(Data records)

◆ ◆ ◆ ◆

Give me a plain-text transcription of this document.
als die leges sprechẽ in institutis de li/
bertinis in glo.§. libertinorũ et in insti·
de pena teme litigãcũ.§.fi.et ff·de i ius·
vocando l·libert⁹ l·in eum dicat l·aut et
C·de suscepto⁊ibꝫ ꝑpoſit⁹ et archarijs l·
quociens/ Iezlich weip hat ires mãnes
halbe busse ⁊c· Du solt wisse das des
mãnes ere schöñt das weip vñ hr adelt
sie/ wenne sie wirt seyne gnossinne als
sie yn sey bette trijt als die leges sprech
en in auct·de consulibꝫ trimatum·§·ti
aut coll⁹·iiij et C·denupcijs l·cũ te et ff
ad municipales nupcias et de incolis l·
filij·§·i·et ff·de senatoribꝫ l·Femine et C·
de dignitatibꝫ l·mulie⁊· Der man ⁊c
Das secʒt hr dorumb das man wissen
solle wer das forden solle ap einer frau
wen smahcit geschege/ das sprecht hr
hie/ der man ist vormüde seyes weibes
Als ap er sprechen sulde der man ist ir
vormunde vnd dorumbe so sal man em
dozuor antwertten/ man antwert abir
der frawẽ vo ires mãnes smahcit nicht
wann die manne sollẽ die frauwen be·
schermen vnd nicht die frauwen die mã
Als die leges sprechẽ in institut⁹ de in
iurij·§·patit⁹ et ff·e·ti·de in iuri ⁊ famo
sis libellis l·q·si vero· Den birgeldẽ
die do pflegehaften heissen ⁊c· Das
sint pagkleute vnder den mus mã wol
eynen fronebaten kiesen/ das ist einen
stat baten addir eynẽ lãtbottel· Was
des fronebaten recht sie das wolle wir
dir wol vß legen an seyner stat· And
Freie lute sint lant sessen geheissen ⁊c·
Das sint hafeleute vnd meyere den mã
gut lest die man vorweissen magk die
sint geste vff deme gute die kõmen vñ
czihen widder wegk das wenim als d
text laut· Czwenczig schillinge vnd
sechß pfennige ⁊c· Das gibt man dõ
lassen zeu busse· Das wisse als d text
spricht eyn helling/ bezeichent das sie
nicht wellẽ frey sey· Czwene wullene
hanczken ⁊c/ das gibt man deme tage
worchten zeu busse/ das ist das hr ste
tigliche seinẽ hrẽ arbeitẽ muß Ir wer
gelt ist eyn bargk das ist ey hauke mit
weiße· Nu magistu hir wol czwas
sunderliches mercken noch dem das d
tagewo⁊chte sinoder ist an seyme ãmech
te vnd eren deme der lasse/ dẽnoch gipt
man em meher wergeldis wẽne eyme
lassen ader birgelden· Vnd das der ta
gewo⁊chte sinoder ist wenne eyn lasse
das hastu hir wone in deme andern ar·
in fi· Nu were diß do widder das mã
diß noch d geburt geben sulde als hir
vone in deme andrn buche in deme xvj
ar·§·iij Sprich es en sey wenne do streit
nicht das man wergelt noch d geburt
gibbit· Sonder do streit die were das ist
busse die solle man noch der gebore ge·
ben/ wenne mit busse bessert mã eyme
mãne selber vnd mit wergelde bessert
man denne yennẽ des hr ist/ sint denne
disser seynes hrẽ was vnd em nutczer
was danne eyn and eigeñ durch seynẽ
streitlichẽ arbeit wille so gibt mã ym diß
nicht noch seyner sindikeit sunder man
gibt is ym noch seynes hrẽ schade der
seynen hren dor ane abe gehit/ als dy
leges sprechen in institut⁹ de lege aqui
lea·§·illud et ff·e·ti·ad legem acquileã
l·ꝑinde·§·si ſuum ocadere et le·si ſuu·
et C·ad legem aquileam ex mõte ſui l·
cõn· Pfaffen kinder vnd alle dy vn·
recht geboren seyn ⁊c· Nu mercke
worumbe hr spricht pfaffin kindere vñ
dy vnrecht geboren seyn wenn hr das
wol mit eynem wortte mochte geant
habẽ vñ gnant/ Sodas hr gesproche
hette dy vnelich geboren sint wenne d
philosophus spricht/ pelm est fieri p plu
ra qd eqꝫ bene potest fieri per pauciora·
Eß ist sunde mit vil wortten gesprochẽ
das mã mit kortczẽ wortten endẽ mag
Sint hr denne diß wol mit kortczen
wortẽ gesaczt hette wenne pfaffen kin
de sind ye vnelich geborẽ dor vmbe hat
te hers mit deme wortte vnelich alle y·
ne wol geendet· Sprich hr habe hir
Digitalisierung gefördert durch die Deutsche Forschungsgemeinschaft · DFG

◆ ◆ ◆ ◆

▶ [WHAT YOU WILL DO] Return the entries in full, keeping every line exactly as it is.

▶ [REPLY TO THE TASK]
Give me a plain-text transcription of this document.
als die leges sprechẽ in institutis de li/
bertinis in glo.§. libertinorũ et in insti·
de pena teme litigãcũ.§.fi.et ff·de i ius·
vocando l·libert⁹ l·in eum dicat l·aut et
C·de suscepto⁊ibꝫ ꝑpoſit⁹ et archarijs l·
quociens/ Iezlich weip hat ires mãnes
halbe busse ⁊c· Du solt wisse das des
mãnes ere schöñt das weip vñ hr adelt
sie/ wenne sie wirt seyne gnossinne als
sie yn sey bette trijt als die leges sprech
en in auct·de consulibꝫ trimatum·§·ti
aut coll⁹·iiij et C·denupcijs l·cũ te et ff
ad municipales nupcias et de incolis l·
filij·§·i·et ff·de senatoribꝫ l·Femine et C·
de dignitatibꝫ l·mulie⁊· Der man ⁊c
Das secʒt hr dorumb das man wissen
solle wer das forden solle ap einer frau
wen smahcit geschege/ das sprecht hr
hie/ der man ist vormüde seyes weibes
Als ap er sprechen sulde der man ist ir
vormunde vnd dorumbe so sal man em
dozuor antwertten/ man antwert abir
der frawẽ vo ires mãnes smahcit nicht
wann die manne sollẽ die frauwen be·
schermen vnd nicht die frauwen die mã
Als die leges sprechẽ in institut⁹ de in
iurij·§·patit⁹ et ff·e·ti·de in iuri ⁊ famo
sis libellis l·q·si vero· Den birgeldẽ
die do pflegehaften heissen ⁊c· Das
sint pagkleute vnder den mus mã wol
eynen fronebaten kiesen/ das ist einen
stat baten addir eynẽ lãtbottel· Was
des fronebaten recht sie das wolle wir
dir wol vß legen an seyner stat· And
Freie lute sint lant sessen geheissen ⁊c·
Das sint hafeleute vnd meyere den mã
gut lest die man vorweissen magk die
sint geste vff deme gute die kõmen vñ
czihen widder wegk das wenim als d
text laut· Czwenczig schillinge vnd
sechß pfennige ⁊c· Das gibt man dõ
lassen zeu busse· Das wisse als d text
spricht eyn helling/ bezeichent das sie
nicht wellẽ frey sey· Czwene wullene
hanczken ⁊c/ das gibt man deme tage
worchten zeu busse/ das ist das hr ste
tigliche seinẽ hrẽ arbeitẽ muß Ir wer
gelt ist eyn bargk das ist ey hauke mit
weiße· Nu magistu hir wol czwas
sunderliches mercken noch dem das d
tagewo⁊chte sinoder ist an seyme ãmech
te vnd eren deme der lasse/ dẽnoch gipt
man em meher wergeldis wẽne eyme
lassen ader birgelden· Vnd das der ta
gewo⁊chte sinoder ist wenne eyn lasse
das hastu hir wone in deme andern ar·
in fi· Nu were diß do widder das mã
diß noch d geburt geben sulde als hir
vone in deme andrn buche in deme xvj
ar·§·iij Sprich es en sey wenne do streit
nicht das man wergelt noch d geburt
gibbit· Sonder do streit die were das ist
busse die solle man noch der gebore ge·
ben/ wenne mit busse bessert mã eyme
mãne selber vnd mit wergelde bessert
man denne yennẽ des hr ist/ sint denne
disser seynes hrẽ was vnd em nutczer
was danne eyn and eigeñ durch seynẽ
streitlichẽ arbeit wille so gibt mã ym diß
nicht noch seyner sindikeit sunder man
gibt is ym noch seynes hrẽ schade der
seynen hren dor ane abe gehit/ als dy
leges sprechen in institut⁹ de lege aqui
lea·§·illud et ff·e·ti·ad legem acquileã
l·ꝑinde·§·si ſuum ocadere et le·si ſuu·
et C·ad legem aquileam ex mõte ſui l·
cõn· Pfaffen kinder vnd alle dy vn·
recht geboren seyn ⁊c· Nu mercke
worumbe hr spricht pfaffin kindere vñ
dy vnrecht geboren seyn wenn hr das
wol mit eynem wortte mochte geant
habẽ vñ gnant/ Sodas hr gesproche
hette dy vnelich geboren sint wenne d
philosophus spricht/ pelm est fieri p plu
ra qd eqꝫ bene potest fieri per pauciora·
Eß ist sunde mit vil wortten gesprochẽ
das mã mit kortczẽ wortten endẽ mag
Sint hr denne diß wol mit kortczen
wortẽ gesaczt hette wenne pfaffen kin
de sind ye vnelich geborẽ dor vmbe hat
te hers mit deme wortte vnelich alle y·
ne wol geendet· Sprich hr habe hir
Digitalisierung gefördert durch die Deutsche Forschungsgemeinschaft · DFG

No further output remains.